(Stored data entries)
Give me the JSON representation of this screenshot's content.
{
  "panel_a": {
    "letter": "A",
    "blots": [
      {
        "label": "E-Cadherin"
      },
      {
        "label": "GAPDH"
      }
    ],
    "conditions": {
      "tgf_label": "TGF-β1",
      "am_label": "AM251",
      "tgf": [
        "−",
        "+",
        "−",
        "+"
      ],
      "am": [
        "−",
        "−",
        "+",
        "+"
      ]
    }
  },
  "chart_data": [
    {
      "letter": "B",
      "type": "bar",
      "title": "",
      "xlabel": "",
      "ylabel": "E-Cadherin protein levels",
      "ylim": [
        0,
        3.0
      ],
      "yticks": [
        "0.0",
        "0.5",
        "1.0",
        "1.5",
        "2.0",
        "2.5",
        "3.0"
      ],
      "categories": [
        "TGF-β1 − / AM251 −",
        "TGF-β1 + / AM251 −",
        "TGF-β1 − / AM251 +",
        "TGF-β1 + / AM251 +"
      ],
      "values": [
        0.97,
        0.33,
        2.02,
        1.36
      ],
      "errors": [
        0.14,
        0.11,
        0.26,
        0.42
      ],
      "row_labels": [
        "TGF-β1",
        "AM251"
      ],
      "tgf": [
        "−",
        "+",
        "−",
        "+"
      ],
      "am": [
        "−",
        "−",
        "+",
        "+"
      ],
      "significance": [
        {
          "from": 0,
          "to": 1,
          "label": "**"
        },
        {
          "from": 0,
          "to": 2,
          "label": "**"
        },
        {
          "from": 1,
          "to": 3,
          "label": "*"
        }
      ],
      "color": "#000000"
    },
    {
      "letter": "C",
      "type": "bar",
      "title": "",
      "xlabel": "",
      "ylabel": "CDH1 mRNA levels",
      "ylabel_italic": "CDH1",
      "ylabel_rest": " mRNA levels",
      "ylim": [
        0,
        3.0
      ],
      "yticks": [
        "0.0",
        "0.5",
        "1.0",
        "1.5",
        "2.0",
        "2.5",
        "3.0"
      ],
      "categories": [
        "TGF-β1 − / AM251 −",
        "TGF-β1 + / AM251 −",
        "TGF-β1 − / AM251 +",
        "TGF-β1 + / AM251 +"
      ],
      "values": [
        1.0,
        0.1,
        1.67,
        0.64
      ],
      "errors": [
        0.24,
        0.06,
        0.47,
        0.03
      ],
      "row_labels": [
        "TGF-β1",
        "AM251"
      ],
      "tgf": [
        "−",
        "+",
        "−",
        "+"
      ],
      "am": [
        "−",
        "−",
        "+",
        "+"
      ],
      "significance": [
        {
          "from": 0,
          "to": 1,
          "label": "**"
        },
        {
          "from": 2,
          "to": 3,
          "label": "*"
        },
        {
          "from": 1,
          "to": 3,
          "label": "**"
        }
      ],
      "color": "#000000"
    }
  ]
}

--- What the exercise asks ---
If a line in the records above holds the string "mRNA", copy it out.

--- Result ---
      "ylabel": "CDH1 mRNA levels",
      "ylabel_rest": " mRNA levels",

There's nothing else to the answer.